▶ _The request_
Work out how many lines in the entries below include the word "this". Give nothing but the number.
------------------------------------------------------------
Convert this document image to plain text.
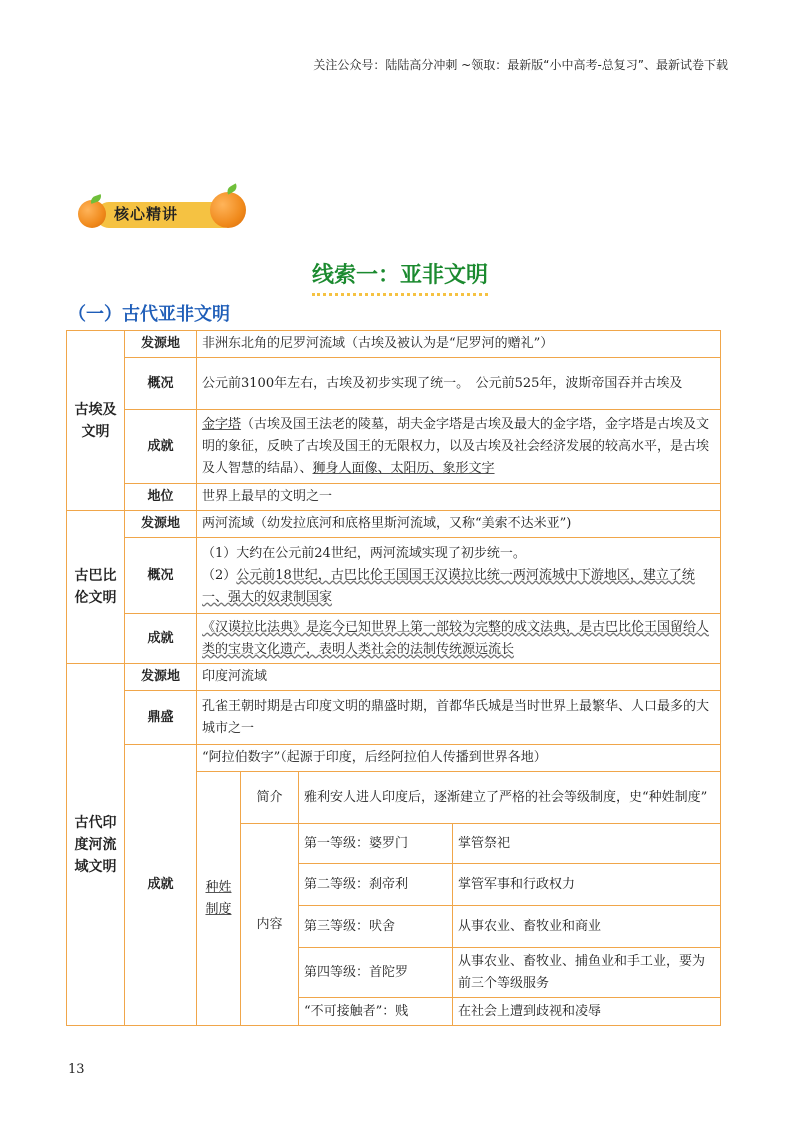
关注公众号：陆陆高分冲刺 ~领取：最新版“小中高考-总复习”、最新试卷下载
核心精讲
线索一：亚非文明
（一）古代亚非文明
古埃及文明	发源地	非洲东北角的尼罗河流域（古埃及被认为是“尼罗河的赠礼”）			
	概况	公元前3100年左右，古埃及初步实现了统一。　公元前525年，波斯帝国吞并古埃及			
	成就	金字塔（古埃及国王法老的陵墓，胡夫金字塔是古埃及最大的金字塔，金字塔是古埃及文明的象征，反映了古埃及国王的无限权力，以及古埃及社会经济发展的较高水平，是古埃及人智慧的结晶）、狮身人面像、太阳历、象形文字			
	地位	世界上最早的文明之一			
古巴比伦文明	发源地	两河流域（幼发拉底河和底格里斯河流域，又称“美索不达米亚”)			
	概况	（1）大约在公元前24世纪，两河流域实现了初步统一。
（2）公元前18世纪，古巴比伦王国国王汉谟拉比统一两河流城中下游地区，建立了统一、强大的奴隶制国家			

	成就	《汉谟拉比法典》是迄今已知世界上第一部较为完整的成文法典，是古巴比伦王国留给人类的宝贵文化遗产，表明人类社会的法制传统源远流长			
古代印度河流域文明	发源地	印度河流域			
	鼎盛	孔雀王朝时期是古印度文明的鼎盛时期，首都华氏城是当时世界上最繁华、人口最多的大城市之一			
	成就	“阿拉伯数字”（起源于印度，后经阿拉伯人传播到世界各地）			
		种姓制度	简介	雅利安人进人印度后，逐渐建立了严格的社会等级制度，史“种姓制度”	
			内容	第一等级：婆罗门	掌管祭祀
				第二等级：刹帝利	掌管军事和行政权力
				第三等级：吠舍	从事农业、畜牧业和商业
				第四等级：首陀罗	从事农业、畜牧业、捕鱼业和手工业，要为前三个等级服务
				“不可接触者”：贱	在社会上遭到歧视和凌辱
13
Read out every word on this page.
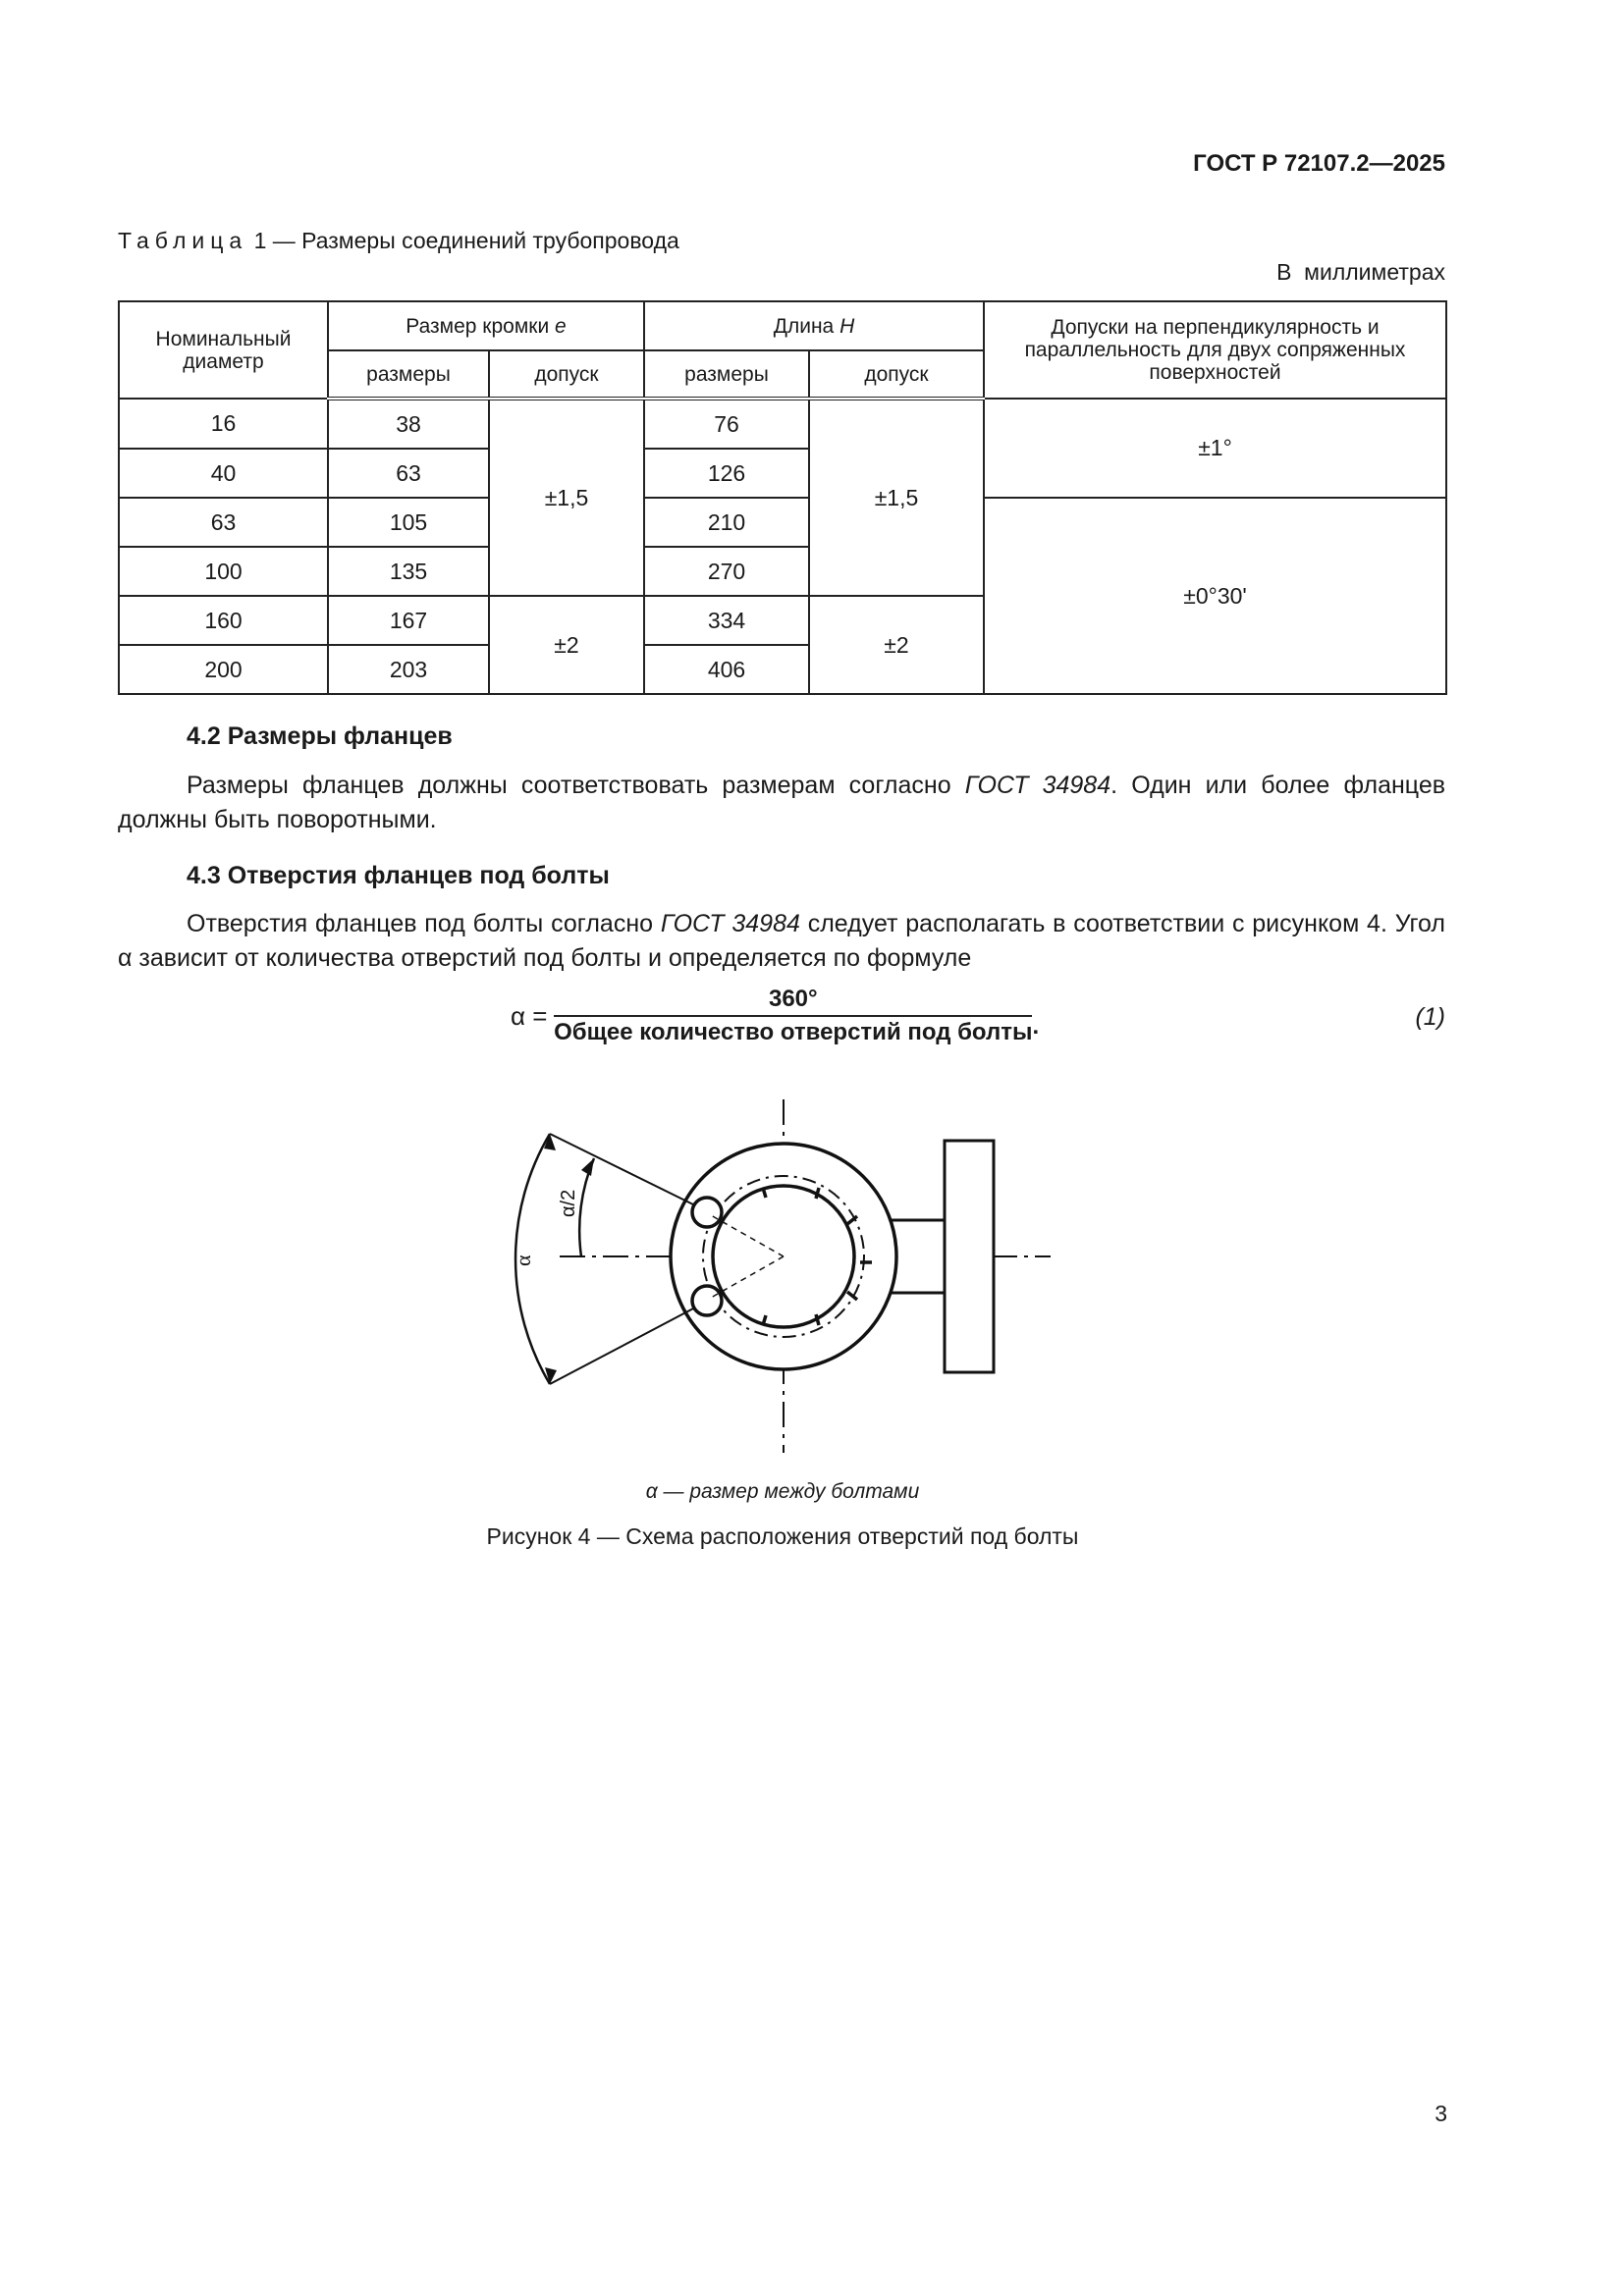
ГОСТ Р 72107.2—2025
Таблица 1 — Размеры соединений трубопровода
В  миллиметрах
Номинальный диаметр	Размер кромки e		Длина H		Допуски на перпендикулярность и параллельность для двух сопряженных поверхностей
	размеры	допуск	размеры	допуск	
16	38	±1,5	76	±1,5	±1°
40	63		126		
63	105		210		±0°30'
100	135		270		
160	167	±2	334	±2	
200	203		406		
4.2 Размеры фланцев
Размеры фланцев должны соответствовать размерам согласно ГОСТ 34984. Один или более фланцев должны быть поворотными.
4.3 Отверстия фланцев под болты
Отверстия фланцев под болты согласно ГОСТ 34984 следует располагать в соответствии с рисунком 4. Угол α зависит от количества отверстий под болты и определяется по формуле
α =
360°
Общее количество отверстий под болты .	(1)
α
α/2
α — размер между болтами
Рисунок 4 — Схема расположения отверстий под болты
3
------------------------------------------------------------
▶ _Reply_
2